§ PROBLEM STATEMENT
Pick up the passage below on Plato's conception of the soul and carry it on from its last sentence.

It is bound to the body by influences of a lower kind which attach themselves to the pure power of knowledge that alone is proper to it. At the outset of his speculations Plato, like other thinkers before him,[27] had thought of the different capacities of the soul, alternately in conflict or alliance with each other, as “parts” of unequal rank and value, bound up together within the soul of man.[28] Even in the previous life of the soul, in the other world, the reasoning power of the soul is, according to the Phaedrus, already coupled with “Temper” and “Desire”; it is these in fact which drag down the soul into the realm of the material; and the three parts still [467] remain indissolubly united in the everlasting life which awaits the soul after its release from the body.

But in proportion as the philosopher extends and elevates his conception of the soul, and as he becomes more convinced of its eternal destiny and vocation to a life of unending blessedness in a realm of unchangeable being, the more impossible does it seem to him that this candidate for immortality in the realm of the everlasting Forms can be a composite amalgam of elements capable of being resolved again by division and analysis[29]—that the reasoning faculty can be for ever united with Effort and Desire, which perpetually threaten to drag it downwards into materiality. The soul in its true and original nature is now for him simple and indivisible.[30] Only with its enclosure in the body does the everlasting, thinking soul, whose tendency is towards the eternal, acquire impulses and desires[31] that have their origin in the body and belong to the body,[32] that only adhere to the soul during the period of its earthly life, that with their separation from their immortal associate will pass away, since they are themselves mortal and such as perish with the body.

§ DATA SECTION
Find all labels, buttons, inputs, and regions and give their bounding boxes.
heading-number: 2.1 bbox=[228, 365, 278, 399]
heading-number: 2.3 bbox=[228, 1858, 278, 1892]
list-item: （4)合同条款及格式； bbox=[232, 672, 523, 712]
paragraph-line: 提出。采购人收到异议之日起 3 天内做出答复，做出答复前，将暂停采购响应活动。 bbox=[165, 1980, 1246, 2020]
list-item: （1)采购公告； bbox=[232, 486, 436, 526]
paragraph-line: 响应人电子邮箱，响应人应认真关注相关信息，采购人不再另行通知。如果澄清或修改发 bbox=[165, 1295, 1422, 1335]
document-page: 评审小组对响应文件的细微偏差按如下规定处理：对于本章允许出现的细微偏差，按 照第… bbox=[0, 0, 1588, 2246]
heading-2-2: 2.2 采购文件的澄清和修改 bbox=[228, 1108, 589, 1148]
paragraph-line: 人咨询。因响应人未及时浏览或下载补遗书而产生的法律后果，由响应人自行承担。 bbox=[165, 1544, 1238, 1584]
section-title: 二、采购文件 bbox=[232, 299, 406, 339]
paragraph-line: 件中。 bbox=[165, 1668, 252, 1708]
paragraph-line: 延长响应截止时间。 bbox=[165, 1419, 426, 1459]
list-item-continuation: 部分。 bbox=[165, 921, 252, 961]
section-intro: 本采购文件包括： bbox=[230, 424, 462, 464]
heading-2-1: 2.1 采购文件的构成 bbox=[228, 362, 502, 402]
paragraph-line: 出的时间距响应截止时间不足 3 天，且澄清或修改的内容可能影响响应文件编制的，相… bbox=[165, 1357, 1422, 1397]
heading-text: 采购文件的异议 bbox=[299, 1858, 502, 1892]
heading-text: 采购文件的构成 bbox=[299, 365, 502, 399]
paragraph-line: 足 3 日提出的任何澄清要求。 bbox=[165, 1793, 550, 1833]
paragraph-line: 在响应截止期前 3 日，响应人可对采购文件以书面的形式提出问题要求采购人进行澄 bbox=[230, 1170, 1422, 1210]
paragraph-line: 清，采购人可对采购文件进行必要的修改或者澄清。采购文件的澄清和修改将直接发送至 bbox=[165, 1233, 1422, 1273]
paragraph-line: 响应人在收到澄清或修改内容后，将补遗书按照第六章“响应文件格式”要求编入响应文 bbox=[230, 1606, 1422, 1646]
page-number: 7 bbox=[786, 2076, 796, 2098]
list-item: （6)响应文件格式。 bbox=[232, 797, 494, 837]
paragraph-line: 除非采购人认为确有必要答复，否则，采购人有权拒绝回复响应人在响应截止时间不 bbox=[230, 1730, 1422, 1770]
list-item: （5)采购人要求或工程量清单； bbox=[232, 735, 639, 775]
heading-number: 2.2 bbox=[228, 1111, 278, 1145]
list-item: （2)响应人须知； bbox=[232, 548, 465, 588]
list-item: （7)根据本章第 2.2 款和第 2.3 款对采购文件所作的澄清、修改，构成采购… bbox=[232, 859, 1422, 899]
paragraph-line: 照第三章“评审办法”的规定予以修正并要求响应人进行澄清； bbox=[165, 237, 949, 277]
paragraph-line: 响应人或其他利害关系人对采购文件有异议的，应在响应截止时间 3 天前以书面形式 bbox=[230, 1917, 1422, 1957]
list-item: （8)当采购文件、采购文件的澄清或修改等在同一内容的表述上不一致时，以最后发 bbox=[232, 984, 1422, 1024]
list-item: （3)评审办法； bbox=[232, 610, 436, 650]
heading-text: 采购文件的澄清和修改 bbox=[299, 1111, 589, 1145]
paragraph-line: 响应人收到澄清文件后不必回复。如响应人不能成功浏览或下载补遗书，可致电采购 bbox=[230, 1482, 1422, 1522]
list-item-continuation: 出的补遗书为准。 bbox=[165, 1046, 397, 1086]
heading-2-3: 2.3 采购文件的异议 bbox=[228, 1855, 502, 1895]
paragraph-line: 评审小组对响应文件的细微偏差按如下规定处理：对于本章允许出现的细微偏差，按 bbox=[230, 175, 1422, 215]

§ RESULT BELOW
The soul, to which sense-perception,[33] feeling, emotion, and desire are only added from outside, is in its own imperishable nature nothing but pure capacity of thought and knowledge—with which indeed the power to will that which is conceived in thought, seems to be directly associated. It is destined for the “other” world, for the intuition and undistorted reflection in its consciousness of the immaterial essences. Banished to this earth amid the restless change and alteration of all being, and not uninfluenced by the forces of bodily life, it must endure a brief exile here.[34] Not unscathed does it leave behind it, in death, its ill-assorted companion, the body.[35] Then it goes into an intermediate region of bodiless existence in which it must do penance for the misdeeds of its life on earth, and free itself from their effects.[36] After that it is driven away once more into a body and transported to a fresh life upon earth, the character of which it chooses for itself in accordance with the special nature that it had evolved in its earlier incarnation upon earth.[37] Though no organic connexion exists between them, yet there is a certain “symmetry”[38] between the individual soul and the body that is lent to it.

Thus, the soul lives through a series of earthly lives[39] of the most varied character; it may even sink so low as the animals in the course of its incarnations.[40] Its own merits, the success or failure of its conflict with the passions and desires of the [468] body, decide whether or not its lives shall lead it upwards to a nobler type of existence. Its task is plain: it must free itself from its impure companions, sensual Lust and the darkening of the powers of Reason. If it can succeed in this it will find once more the “way upwards”[41] which at last leads it into complete immunity from renewed incarnation and brings it home again into the kingdom of everlasting untroubled Being.